> **Task**: Would you restate all the data that follows, word for word?

> **Records for the exercise**:
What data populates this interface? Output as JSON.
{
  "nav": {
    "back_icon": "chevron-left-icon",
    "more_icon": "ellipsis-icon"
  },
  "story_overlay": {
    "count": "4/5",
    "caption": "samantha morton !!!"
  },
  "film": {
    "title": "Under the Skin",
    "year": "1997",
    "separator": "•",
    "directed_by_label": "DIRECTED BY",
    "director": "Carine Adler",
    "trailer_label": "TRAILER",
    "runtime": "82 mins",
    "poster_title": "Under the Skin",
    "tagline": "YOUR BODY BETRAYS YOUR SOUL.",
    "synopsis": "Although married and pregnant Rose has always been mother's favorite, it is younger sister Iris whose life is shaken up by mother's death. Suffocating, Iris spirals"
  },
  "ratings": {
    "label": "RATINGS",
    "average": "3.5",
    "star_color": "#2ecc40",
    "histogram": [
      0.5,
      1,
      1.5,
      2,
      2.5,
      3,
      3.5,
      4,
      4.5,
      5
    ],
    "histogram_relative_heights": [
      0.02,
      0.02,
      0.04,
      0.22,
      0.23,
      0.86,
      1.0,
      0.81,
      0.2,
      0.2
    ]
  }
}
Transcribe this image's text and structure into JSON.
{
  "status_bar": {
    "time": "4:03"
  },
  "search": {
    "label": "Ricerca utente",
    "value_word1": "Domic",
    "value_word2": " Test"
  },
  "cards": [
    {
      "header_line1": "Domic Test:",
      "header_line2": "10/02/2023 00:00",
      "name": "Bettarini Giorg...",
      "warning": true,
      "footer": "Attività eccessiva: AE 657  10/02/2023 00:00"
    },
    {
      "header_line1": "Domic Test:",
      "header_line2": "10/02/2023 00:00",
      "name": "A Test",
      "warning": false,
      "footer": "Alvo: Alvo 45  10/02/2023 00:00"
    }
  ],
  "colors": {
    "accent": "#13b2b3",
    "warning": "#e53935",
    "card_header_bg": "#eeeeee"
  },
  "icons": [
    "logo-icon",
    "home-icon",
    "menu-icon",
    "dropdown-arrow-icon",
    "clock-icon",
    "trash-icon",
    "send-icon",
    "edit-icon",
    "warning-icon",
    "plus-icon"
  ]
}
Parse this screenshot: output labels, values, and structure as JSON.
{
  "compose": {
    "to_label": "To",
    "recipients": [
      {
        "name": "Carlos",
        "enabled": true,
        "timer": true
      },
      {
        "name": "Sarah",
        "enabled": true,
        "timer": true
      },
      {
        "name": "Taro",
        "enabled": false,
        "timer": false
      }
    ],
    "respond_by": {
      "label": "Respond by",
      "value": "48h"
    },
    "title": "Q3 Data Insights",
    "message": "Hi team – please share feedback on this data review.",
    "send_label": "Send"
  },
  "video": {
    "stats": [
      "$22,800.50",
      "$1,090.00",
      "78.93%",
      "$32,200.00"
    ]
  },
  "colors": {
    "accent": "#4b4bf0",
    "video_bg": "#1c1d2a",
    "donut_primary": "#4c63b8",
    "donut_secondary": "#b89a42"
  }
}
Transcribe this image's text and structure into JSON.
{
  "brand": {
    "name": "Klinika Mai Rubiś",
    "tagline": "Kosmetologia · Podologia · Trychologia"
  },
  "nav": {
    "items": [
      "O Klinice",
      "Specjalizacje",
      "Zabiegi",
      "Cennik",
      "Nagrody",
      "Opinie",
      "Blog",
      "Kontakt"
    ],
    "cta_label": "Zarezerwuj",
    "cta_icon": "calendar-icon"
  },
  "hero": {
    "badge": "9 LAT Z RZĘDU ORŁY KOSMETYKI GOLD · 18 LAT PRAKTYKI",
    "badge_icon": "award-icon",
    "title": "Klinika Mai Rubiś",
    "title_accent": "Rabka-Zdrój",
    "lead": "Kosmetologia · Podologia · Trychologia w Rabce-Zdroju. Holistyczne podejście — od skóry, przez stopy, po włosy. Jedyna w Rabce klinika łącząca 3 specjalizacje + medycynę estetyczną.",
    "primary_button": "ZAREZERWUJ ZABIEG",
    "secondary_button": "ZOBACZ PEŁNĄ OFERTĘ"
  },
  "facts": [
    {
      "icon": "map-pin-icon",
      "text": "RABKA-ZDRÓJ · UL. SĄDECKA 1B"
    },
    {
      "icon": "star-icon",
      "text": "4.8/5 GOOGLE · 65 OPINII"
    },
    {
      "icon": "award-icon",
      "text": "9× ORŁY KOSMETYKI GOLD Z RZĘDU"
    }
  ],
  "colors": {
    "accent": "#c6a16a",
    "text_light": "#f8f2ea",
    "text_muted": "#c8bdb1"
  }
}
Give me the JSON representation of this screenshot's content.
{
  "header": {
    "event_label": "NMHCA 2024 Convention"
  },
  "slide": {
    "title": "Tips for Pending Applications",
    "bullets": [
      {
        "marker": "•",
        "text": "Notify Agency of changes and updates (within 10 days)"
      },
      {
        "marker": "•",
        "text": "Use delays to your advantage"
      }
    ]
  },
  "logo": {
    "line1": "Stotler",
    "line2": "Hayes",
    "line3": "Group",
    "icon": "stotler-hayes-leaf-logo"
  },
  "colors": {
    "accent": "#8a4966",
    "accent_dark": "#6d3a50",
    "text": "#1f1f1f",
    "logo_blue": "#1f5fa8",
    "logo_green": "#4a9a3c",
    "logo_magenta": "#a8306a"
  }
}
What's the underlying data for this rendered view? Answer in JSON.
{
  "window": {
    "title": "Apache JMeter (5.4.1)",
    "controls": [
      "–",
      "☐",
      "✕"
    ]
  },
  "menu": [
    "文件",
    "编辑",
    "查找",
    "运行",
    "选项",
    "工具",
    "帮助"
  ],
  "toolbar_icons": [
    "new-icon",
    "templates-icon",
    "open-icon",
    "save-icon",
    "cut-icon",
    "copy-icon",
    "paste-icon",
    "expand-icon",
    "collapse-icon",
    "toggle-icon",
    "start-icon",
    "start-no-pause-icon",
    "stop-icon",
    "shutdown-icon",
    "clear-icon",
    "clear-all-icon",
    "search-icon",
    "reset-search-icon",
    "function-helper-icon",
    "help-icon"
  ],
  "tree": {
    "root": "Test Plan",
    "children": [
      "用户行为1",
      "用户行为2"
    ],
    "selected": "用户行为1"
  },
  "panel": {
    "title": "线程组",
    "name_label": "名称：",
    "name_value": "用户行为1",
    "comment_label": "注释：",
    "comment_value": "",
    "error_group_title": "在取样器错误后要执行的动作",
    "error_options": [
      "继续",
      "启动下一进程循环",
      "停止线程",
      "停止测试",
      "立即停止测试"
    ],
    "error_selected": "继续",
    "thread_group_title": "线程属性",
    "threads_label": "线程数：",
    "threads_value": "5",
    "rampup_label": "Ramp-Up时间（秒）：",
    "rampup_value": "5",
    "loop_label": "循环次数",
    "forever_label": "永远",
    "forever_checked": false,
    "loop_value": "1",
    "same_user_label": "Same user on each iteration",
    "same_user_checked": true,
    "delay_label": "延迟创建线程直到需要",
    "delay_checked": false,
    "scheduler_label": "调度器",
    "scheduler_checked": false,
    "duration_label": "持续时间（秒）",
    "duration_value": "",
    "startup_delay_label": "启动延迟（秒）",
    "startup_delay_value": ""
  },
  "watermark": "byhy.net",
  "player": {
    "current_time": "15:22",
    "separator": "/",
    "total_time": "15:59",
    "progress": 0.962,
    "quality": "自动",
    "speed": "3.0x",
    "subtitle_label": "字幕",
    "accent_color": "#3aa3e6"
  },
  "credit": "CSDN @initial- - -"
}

> **Answer below**:
What data populates this interface? Output as JSON.
{
  "nav": {
    "back_icon": "chevron-left-icon",
    "more_icon": "ellipsis-icon"
  },
  "story_overlay": {
    "count": "4/5",
    "caption": "samantha morton !!!"
  },
  "film": {
    "title": "Under the Skin",
    "year": "1997",
    "separator": "•",
    "directed_by_label": "DIRECTED BY",
    "director": "Carine Adler",
    "trailer_label": "TRAILER",
    "runtime": "82 mins",
    "poster_title": "Under the Skin",
    "tagline": "YOUR BODY BETRAYS YOUR SOUL.",
    "synopsis": "Although married and pregnant Rose has always been mother's favorite, it is younger sister Iris whose life is shaken up by mother's death. Suffocating, Iris spirals"
  },
  "ratings": {
    "label": "RATINGS",
    "average": "3.5",
    "star_color": "#2ecc40",
    "histogram": [
      0.5,
      1,
      1.5,
      2,
      2.5,
      3,
      3.5,
      4,
      4.5,
      5
    ],
    "histogram_relative_heights": [
      0.02,
      0.02,
      0.04,
      0.22,
      0.23,
      0.86,
      1.0,
      0.81,
      0.2,
      0.2
    ]
  }
}
Transcribe this image's text and structure into JSON.
{
  "status_bar": {
    "time": "4:03"
  },
  "search": {
    "label": "Ricerca utente",
    "value_word1": "Domic",
    "value_word2": " Test"
  },
  "cards": [
    {
      "header_line1": "Domic Test:",
      "header_line2": "10/02/2023 00:00",
      "name": "Bettarini Giorg...",
      "warning": true,
      "footer": "Attività eccessiva: AE 657  10/02/2023 00:00"
    },
    {
      "header_line1": "Domic Test:",
      "header_line2": "10/02/2023 00:00",
      "name": "A Test",
      "warning": false,
      "footer": "Alvo: Alvo 45  10/02/2023 00:00"
    }
  ],
  "colors": {
    "accent": "#13b2b3",
    "warning": "#e53935",
    "card_header_bg": "#eeeeee"
  },
  "icons": [
    "logo-icon",
    "home-icon",
    "menu-icon",
    "dropdown-arrow-icon",
    "clock-icon",
    "trash-icon",
    "send-icon",
    "edit-icon",
    "warning-icon",
    "plus-icon"
  ]
}
Parse this screenshot: output labels, values, and structure as JSON.
{
  "compose": {
    "to_label": "To",
    "recipients": [
      {
        "name": "Carlos",
        "enabled": true,
        "timer": true
      },
      {
        "name": "Sarah",
        "enabled": true,
        "timer": true
      },
      {
        "name": "Taro",
        "enabled": false,
        "timer": false
      }
    ],
    "respond_by": {
      "label": "Respond by",
      "value": "48h"
    },
    "title": "Q3 Data Insights",
    "message": "Hi team – please share feedback on this data review.",
    "send_label": "Send"
  },
  "video": {
    "stats": [
      "$22,800.50",
      "$1,090.00",
      "78.93%",
      "$32,200.00"
    ]
  },
  "colors": {
    "accent": "#4b4bf0",
    "video_bg": "#1c1d2a",
    "donut_primary": "#4c63b8",
    "donut_secondary": "#b89a42"
  }
}
Transcribe this image's text and structure into JSON.
{
  "brand": {
    "name": "Klinika Mai Rubiś",
    "tagline": "Kosmetologia · Podologia · Trychologia"
  },
  "nav": {
    "items": [
      "O Klinice",
      "Specjalizacje",
      "Zabiegi",
      "Cennik",
      "Nagrody",
      "Opinie",
      "Blog",
      "Kontakt"
    ],
    "cta_label": "Zarezerwuj",
    "cta_icon": "calendar-icon"
  },
  "hero": {
    "badge": "9 LAT Z RZĘDU ORŁY KOSMETYKI GOLD · 18 LAT PRAKTYKI",
    "badge_icon": "award-icon",
    "title": "Klinika Mai Rubiś",
    "title_accent": "Rabka-Zdrój",
    "lead": "Kosmetologia · Podologia · Trychologia w Rabce-Zdroju. Holistyczne podejście — od skóry, przez stopy, po włosy. Jedyna w Rabce klinika łącząca 3 specjalizacje + medycynę estetyczną.",
    "primary_button": "ZAREZERWUJ ZABIEG",
    "secondary_button": "ZOBACZ PEŁNĄ OFERTĘ"
  },
  "facts": [
    {
      "icon": "map-pin-icon",
      "text": "RABKA-ZDRÓJ · UL. SĄDECKA 1B"
    },
    {
      "icon": "star-icon",
      "text": "4.8/5 GOOGLE · 65 OPINII"
    },
    {
      "icon": "award-icon",
      "text": "9× ORŁY KOSMETYKI GOLD Z RZĘDU"
    }
  ],
  "colors": {
    "accent": "#c6a16a",
    "text_light": "#f8f2ea",
    "text_muted": "#c8bdb1"
  }
}
Give me the JSON representation of this screenshot's content.
{
  "header": {
    "event_label": "NMHCA 2024 Convention"
  },
  "slide": {
    "title": "Tips for Pending Applications",
    "bullets": [
      {
        "marker": "•",
        "text": "Notify Agency of changes and updates (within 10 days)"
      },
      {
        "marker": "•",
        "text": "Use delays to your advantage"
      }
    ]
  },
  "logo": {
    "line1": "Stotler",
    "line2": "Hayes",
    "line3": "Group",
    "icon": "stotler-hayes-leaf-logo"
  },
  "colors": {
    "accent": "#8a4966",
    "accent_dark": "#6d3a50",
    "text": "#1f1f1f",
    "logo_blue": "#1f5fa8",
    "logo_green": "#4a9a3c",
    "logo_magenta": "#a8306a"
  }
}
What's the underlying data for this rendered view? Answer in JSON.
{
  "window": {
    "title": "Apache JMeter (5.4.1)",
    "controls": [
      "–",
      "☐",
      "✕"
    ]
  },
  "menu": [
    "文件",
    "编辑",
    "查找",
    "运行",
    "选项",
    "工具",
    "帮助"
  ],
  "toolbar_icons": [
    "new-icon",
    "templates-icon",
    "open-icon",
    "save-icon",
    "cut-icon",
    "copy-icon",
    "paste-icon",
    "expand-icon",
    "collapse-icon",
    "toggle-icon",
    "start-icon",
    "start-no-pause-icon",
    "stop-icon",
    "shutdown-icon",
    "clear-icon",
    "clear-all-icon",
    "search-icon",
    "reset-search-icon",
    "function-helper-icon",
    "help-icon"
  ],
  "tree": {
    "root": "Test Plan",
    "children": [
      "用户行为1",
      "用户行为2"
    ],
    "selected": "用户行为1"
  },
  "panel": {
    "title": "线程组",
    "name_label": "名称：",
    "name_value": "用户行为1",
    "comment_label": "注释：",
    "comment_value": "",
    "error_group_title": "在取样器错误后要执行的动作",
    "error_options": [
      "继续",
      "启动下一进程循环",
      "停止线程",
      "停止测试",
      "立即停止测试"
    ],
    "error_selected": "继续",
    "thread_group_title": "线程属性",
    "threads_label": "线程数：",
    "threads_value": "5",
    "rampup_label": "Ramp-Up时间（秒）：",
    "rampup_value": "5",
    "loop_label": "循环次数",
    "forever_label": "永远",
    "forever_checked": false,
    "loop_value": "1",
    "same_user_label": "Same user on each iteration",
    "same_user_checked": true,
    "delay_label": "延迟创建线程直到需要",
    "delay_checked": false,
    "scheduler_label": "调度器",
    "scheduler_checked": false,
    "duration_label": "持续时间（秒）",
    "duration_value": "",
    "startup_delay_label": "启动延迟（秒）",
    "startup_delay_value": ""
  },
  "watermark": "byhy.net",
  "player": {
    "current_time": "15:22",
    "separator": "/",
    "total_time": "15:59",
    "progress": 0.962,
    "quality": "自动",
    "speed": "3.0x",
    "subtitle_label": "字幕",
    "accent_color": "#3aa3e6"
  },
  "credit": "CSDN @initial- - -"
}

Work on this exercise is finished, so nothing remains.